(Stated goal):
Look through the data below and say how many of its lines contain "упражнений", adding nothing else.

(Source records):
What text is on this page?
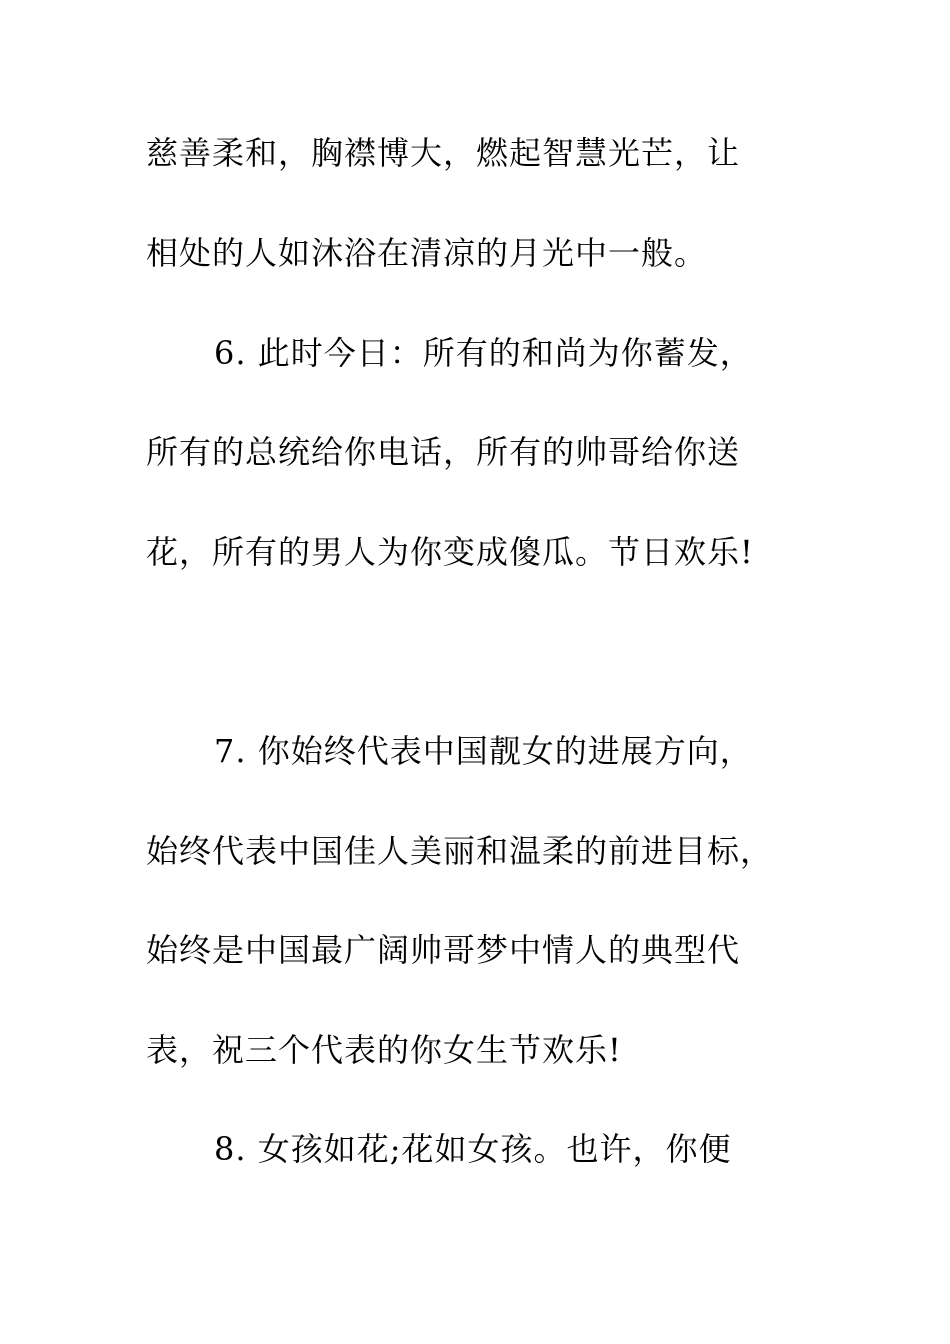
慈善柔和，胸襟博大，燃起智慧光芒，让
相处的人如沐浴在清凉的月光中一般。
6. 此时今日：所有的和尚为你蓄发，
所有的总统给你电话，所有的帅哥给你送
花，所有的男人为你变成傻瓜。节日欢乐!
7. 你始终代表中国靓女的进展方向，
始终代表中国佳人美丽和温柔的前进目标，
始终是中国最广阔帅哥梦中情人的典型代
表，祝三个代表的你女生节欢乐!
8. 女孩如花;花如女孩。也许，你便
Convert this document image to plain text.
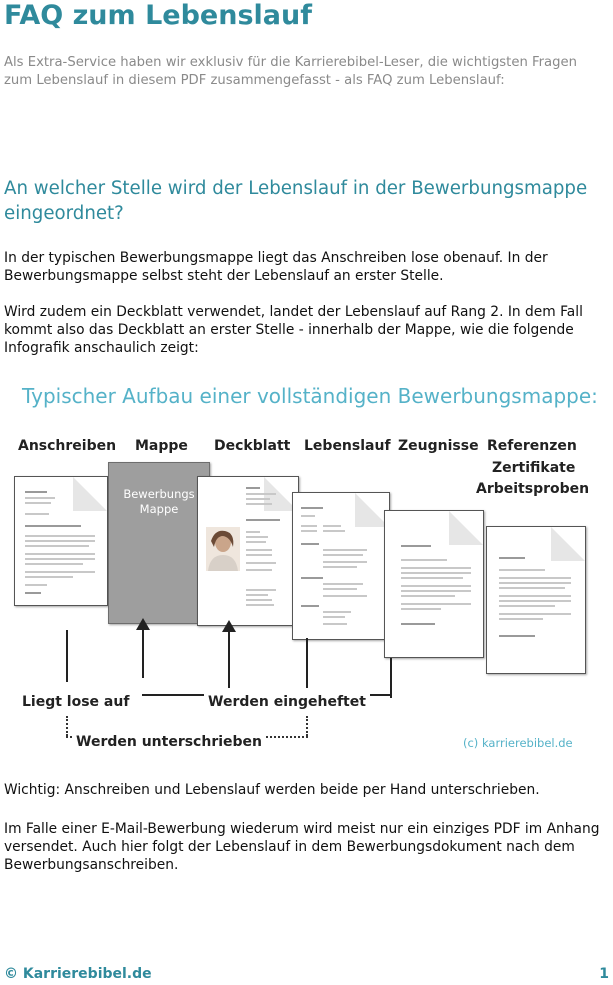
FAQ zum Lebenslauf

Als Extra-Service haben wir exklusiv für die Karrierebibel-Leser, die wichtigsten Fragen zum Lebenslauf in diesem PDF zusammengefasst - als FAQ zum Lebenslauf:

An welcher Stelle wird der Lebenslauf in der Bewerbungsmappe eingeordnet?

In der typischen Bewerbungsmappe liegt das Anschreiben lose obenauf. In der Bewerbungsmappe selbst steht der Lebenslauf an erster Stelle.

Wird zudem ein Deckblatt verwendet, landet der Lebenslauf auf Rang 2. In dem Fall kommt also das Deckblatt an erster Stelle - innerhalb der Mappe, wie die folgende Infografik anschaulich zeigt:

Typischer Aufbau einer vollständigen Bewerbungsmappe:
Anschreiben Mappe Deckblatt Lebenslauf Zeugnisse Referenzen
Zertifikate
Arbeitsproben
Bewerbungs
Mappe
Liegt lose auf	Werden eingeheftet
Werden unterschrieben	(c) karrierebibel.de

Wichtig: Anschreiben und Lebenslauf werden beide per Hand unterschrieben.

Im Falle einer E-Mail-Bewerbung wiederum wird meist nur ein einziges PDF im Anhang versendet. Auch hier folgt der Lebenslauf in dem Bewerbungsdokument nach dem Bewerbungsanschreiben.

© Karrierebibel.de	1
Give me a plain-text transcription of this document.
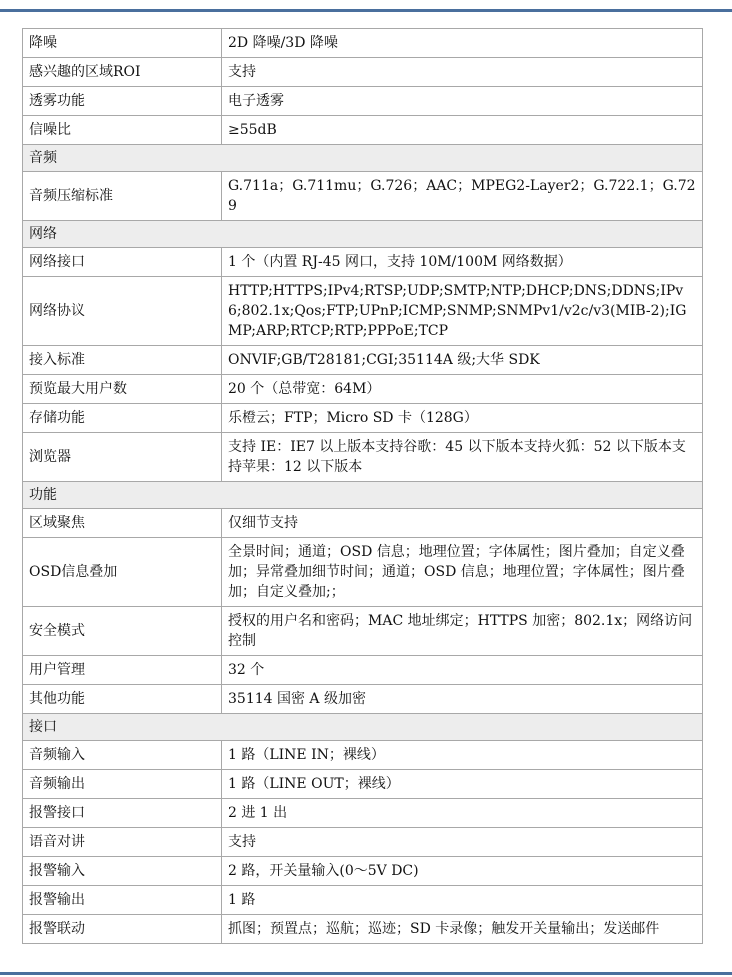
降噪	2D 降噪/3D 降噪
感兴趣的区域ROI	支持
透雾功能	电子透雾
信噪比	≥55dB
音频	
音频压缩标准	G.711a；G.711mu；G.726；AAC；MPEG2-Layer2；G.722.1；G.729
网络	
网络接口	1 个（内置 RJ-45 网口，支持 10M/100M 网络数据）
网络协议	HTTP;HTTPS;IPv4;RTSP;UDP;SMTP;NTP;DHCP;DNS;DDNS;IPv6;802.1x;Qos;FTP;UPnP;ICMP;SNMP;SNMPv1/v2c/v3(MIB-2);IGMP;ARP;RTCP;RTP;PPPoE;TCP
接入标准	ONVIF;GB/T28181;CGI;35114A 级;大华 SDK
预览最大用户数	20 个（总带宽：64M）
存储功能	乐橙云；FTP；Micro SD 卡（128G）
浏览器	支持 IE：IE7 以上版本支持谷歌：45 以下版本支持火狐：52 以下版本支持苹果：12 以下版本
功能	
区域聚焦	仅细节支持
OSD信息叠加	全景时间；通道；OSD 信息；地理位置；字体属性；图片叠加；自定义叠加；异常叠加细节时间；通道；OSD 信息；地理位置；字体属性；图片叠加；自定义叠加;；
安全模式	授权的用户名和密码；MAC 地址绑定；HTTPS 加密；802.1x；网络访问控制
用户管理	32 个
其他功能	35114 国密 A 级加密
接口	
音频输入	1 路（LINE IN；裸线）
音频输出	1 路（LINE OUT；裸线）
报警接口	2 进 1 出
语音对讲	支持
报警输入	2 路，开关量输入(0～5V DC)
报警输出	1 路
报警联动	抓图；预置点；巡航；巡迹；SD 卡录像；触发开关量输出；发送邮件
---
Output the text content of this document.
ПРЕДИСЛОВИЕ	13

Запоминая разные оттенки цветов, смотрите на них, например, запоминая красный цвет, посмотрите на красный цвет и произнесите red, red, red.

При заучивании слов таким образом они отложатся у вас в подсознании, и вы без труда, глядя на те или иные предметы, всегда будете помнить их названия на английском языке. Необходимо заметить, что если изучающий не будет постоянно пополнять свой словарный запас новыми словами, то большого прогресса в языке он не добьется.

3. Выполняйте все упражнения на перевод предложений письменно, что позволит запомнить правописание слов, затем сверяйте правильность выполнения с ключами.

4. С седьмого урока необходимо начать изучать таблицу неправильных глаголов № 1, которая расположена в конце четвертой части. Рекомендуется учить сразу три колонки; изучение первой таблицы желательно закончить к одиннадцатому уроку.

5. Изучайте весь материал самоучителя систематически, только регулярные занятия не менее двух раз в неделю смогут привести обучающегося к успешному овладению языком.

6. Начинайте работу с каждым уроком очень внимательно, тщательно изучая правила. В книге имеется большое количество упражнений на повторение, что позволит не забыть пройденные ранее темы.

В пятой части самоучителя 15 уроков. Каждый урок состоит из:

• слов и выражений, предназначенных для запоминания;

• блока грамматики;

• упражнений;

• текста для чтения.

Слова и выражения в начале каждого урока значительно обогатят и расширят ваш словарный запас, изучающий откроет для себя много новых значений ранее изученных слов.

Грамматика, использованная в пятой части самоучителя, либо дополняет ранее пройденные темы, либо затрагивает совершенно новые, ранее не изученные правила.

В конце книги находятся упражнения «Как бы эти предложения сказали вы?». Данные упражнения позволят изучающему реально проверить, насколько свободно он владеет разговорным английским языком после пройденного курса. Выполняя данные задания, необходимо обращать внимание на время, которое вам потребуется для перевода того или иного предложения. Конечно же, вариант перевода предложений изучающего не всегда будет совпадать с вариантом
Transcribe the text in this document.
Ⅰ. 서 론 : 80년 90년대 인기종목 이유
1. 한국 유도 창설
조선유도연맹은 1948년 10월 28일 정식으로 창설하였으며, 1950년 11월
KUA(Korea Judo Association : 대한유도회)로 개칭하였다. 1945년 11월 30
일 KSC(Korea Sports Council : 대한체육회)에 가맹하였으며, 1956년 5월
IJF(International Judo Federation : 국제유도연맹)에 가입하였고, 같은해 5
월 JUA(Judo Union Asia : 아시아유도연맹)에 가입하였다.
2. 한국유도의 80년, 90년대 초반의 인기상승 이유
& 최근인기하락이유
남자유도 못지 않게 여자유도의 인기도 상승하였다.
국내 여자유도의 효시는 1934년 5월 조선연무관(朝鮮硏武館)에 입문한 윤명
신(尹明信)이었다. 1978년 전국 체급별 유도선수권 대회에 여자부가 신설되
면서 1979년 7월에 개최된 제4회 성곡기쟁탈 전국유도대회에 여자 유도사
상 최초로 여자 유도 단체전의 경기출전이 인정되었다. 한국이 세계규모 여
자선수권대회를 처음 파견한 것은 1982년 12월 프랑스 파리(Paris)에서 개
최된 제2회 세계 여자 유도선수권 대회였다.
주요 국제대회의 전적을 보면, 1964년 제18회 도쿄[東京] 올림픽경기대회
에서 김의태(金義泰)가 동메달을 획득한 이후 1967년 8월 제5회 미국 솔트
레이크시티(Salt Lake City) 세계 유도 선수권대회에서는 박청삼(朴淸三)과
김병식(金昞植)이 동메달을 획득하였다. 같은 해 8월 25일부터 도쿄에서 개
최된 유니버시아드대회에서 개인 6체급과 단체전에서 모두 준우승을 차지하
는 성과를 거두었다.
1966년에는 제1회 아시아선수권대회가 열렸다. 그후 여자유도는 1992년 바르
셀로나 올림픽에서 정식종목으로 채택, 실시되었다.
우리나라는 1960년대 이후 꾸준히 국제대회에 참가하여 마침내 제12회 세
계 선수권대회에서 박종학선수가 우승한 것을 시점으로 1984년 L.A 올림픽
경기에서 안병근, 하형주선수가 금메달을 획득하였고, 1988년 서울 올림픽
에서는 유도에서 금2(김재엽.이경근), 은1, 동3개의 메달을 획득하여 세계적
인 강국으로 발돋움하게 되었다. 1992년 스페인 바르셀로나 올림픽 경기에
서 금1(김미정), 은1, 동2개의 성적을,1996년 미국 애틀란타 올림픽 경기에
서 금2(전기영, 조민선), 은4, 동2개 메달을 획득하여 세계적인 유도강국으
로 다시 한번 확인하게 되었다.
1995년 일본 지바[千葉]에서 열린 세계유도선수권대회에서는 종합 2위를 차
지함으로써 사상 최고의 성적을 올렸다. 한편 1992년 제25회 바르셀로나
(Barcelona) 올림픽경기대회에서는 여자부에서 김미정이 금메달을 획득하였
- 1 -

(Output for this task):
2